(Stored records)
+-------+
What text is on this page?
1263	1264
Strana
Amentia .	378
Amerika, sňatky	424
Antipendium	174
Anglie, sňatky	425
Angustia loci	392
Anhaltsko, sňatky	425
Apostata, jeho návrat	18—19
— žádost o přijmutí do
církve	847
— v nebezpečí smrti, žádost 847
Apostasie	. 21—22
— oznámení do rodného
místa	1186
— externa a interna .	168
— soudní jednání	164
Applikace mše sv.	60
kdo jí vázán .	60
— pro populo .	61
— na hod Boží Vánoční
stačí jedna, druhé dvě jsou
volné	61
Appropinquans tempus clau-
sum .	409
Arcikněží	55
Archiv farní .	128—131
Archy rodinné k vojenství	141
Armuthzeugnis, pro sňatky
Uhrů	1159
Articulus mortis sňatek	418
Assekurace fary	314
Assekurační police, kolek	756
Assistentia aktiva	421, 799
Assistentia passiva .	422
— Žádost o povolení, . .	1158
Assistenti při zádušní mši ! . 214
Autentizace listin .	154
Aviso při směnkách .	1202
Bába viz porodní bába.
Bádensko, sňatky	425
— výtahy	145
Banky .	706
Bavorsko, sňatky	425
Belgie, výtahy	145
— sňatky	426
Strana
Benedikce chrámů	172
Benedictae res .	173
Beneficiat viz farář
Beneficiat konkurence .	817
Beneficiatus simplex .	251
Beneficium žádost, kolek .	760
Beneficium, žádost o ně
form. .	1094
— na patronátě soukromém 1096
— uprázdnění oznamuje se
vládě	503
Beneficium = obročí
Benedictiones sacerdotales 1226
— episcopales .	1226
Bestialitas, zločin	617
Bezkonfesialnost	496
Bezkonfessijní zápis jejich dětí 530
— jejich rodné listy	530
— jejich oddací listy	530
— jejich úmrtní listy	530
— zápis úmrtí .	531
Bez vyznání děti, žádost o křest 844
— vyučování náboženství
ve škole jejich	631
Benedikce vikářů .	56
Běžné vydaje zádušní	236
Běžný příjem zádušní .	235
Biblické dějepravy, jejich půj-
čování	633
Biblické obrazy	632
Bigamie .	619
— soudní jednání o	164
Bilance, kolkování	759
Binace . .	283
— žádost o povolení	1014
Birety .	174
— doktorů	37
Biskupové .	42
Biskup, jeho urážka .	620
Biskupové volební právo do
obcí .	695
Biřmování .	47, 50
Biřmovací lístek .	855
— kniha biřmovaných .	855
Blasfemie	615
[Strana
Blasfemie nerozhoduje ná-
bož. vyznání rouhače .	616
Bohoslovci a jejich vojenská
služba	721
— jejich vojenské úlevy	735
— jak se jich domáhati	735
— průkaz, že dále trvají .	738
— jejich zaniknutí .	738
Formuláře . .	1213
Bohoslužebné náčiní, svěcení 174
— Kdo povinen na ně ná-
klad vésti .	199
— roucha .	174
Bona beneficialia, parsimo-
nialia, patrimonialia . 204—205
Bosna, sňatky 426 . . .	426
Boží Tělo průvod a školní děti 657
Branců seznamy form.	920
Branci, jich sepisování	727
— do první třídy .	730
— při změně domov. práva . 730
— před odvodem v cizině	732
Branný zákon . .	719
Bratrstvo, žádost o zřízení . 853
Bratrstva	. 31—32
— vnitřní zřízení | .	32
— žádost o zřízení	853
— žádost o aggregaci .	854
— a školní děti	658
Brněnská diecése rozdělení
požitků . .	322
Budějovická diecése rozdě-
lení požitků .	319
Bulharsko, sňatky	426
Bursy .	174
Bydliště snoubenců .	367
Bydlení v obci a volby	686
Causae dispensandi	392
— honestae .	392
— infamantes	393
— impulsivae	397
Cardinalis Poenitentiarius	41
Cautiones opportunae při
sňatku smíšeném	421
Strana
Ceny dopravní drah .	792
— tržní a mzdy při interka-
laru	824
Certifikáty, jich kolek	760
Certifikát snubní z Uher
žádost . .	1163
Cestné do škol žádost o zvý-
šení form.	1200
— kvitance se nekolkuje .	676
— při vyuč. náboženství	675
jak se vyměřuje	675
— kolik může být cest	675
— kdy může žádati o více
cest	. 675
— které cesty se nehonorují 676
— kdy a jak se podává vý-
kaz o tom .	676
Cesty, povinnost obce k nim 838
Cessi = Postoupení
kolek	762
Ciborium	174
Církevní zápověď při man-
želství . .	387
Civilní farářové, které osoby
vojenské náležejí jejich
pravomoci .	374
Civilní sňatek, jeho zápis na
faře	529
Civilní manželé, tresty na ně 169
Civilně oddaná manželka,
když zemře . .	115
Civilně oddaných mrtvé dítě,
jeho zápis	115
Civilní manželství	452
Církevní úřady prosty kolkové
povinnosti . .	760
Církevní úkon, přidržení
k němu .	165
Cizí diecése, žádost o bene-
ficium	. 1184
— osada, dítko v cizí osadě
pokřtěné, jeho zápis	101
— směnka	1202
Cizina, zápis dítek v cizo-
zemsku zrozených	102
+-------+
Your objective — The word "povolení" may appear on some lines. Report how many lines hold it, giving the number alone.

Result for this exercise — 2